Source extract -
I remember a time when I had envisioned myself doing this, doing my own groceries, doing the mundane job of taking care of yourself, being the woman I always imagined myself to be.  I had imagined myself content, happy , an independence of sort that I had dreamt of all my life. Why does it feel so crippling then, why didn’t I see this coming? I wonder if all my dreams realised would end in me turning on the dream to wipe a tear . If all my ambitions realised will be wounded and blurred with tears somehow. I fear if nothing would bring true happiness to me without the people I love the most to share it with. In a terror of realisation I call my mother and tell her I miss her and she tells me, “ Buy some chocolates that you love, nothing makes you happier” So I do just that. Being alone is something to be learned for women like me, somehow everything that you do feels terrifyingly wrong in the absence of authority. I imagined if she was here she would place her hand on mine on the counter, and that would be her way of saying ‘you’re allowed to be happy darling, with or without me.’ 

When romance doesn’t save you

This tropical little town of where my father was born and raised , has me taking cold showers and wearing cotton shirts all year round. It’s December and I wake up to the sun streaming through and a skin that is drenched. But it’s always sweet smelling , our house. My mother’s carefully planted flowers , fragrant and blooming like no other sits right outside my balcony, with the occasional breeze comes the sweet scents of the morning. I enjoy waking up to this, in my heart I know I would always be a creature of the city, but it helps me enjoy these moments more and keep them close to my heart. This earth, this wetness, my mother’s flowers on my father’s land. This is where I  write from today. Today, after what feels like an eternity of not being able to find something to say, I have nothing spectacular but, sipping my muddy espresso, watching the hibiscus flowers bathe itself in the early morning dew, I can’t help myself.

Stated task A - In the personal essay, what does the mother advise buying when the writer calls to say she misses her?
Stated task B - Carry the personal essay forward from its last sentence.
The entries that follow have no connection to the personal essay above.

Dataset extract -

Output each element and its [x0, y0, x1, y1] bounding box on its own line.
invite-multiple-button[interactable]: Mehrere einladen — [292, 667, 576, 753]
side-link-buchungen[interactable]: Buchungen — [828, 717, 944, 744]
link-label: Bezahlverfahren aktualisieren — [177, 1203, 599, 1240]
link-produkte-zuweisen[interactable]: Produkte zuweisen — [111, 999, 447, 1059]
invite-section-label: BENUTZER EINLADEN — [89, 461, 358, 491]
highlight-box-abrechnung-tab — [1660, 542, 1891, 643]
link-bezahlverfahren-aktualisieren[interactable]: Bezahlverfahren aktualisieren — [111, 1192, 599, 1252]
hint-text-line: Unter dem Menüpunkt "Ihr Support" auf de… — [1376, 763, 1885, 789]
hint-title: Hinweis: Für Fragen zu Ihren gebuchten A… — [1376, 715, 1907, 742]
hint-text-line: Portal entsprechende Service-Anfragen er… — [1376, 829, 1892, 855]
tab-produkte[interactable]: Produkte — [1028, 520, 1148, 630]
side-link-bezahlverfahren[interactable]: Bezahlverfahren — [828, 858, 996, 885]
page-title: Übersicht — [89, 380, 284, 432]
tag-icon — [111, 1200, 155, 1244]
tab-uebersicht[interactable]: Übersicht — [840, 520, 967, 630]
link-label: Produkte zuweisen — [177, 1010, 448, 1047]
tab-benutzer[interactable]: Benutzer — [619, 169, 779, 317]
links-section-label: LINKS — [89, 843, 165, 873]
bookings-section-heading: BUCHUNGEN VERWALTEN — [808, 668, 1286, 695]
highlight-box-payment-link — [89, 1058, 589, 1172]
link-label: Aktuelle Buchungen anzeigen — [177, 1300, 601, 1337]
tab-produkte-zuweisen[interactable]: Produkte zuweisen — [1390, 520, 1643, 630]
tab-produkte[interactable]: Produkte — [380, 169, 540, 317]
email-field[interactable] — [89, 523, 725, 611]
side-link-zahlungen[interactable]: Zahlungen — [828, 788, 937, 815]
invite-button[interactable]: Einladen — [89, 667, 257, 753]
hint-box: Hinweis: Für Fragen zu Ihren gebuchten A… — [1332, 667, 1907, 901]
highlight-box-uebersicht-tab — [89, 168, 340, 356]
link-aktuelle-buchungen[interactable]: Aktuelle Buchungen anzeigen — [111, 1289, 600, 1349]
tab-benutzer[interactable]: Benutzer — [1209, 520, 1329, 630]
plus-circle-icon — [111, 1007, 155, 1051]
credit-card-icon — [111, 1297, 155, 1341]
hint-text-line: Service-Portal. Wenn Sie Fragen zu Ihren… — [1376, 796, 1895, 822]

Result A - Some chocolates that the writer loves.

Result B -
When I entered my twenties with a heavy and beaten heart, I had thought to myself that I would never experience pain greater than this, pain of love is the greatest, I had declared. I was convinced romantic love, was the worst kind of tragedy to happen to a woman like me. Ofcourse I was wrong, there are worse things to happen to a woman like me, love was just one of them.

As I turned 21, I was in more pain than I could’ve imagined, and it was nothing romantic, which troubled me even more. “How was I to ever survive or fight something that had no romance” I asked myself mid-sobbing , “I don’t know anything outside of it, don’t you know I have been raised this way, I am all heart and no brain”. I spent a lot of my time romanticizing what was being thrown at me, ofcourse what I realised is that you cannot romanticise your own failures , at least I couldn’t. I was forced to face my failure, inadequacy, creative and artistic blocks with a straight head and it broke my heart like no other lover. I had lived 21 years convinced my romance is my art and my talent and my self. And then it no longer was. Everything I had learned, everything I knew of the world ceased to exist. All the colours I recognized and knew of the world and carried from my childhood no longer existed. It was all black and white and grey. Without it, I no longer recognized joy, or even sadness or love, couldn’t remember the child I used to be or the heart I used to have.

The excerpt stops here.